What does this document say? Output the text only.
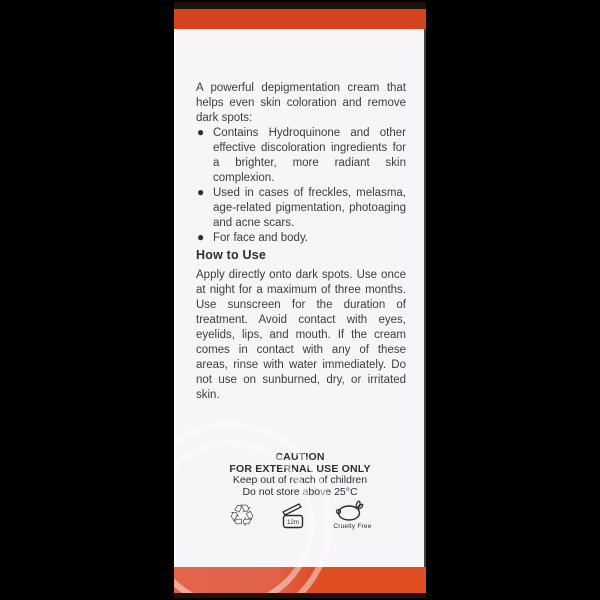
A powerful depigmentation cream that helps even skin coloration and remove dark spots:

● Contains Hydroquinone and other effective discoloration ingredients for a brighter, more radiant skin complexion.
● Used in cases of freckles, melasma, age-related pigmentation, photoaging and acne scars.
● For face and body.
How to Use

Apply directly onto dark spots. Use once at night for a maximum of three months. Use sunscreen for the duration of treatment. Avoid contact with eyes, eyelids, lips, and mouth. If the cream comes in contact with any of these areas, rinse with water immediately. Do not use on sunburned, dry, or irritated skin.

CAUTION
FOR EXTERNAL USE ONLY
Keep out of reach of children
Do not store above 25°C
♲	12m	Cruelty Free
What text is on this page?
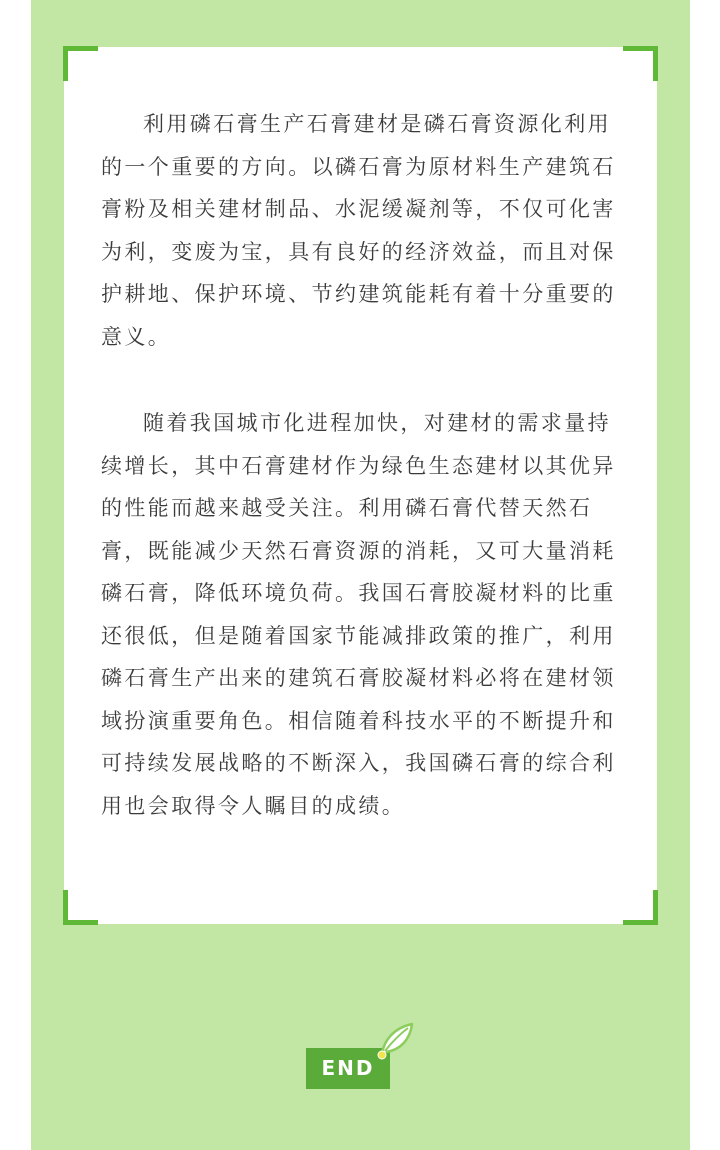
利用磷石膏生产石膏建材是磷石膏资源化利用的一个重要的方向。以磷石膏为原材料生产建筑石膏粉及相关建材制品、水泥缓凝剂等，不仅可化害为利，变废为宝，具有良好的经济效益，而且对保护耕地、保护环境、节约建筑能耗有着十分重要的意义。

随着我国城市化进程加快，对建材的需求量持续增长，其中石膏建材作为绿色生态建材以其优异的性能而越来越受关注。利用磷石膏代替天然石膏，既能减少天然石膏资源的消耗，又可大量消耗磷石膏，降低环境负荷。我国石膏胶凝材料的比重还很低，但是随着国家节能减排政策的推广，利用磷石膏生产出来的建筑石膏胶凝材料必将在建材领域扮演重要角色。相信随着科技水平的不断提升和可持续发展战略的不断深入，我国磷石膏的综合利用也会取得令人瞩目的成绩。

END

****************

_Given request_
Write the lines above out again exactly, without any of their pictures.

_Written response_
What does this document say? Output the text only.
A powerful depigmentation cream that helps even skin coloration and remove dark spots:

● Contains Hydroquinone and other effective discoloration ingredients for a brighter, more radiant skin complexion.
● Used in cases of freckles, melasma, age-related pigmentation, photoaging and acne scars.
● For face and body.
How to Use

Apply directly onto dark spots. Use once at night for a maximum of three months. Use sunscreen for the duration of treatment. Avoid contact with eyes, eyelids, lips, and mouth. If the cream comes in contact with any of these areas, rinse with water immediately. Do not use on sunburned, dry, or irritated skin.

CAUTION
FOR EXTERNAL USE ONLY
Keep out of reach of children
Do not store above 25°C
♲	12m	Cruelty Free
What text is on this page?
利用磷石膏生产石膏建材是磷石膏资源化利用的一个重要的方向。以磷石膏为原材料生产建筑石膏粉及相关建材制品、水泥缓凝剂等，不仅可化害为利，变废为宝，具有良好的经济效益，而且对保护耕地、保护环境、节约建筑能耗有着十分重要的意义。

随着我国城市化进程加快，对建材的需求量持续增长，其中石膏建材作为绿色生态建材以其优异的性能而越来越受关注。利用磷石膏代替天然石膏，既能减少天然石膏资源的消耗，又可大量消耗磷石膏，降低环境负荷。我国石膏胶凝材料的比重还很低，但是随着国家节能减排政策的推广，利用磷石膏生产出来的建筑石膏胶凝材料必将在建材领域扮演重要角色。相信随着科技水平的不断提升和可持续发展战略的不断深入，我国磷石膏的综合利用也会取得令人瞩目的成绩。

END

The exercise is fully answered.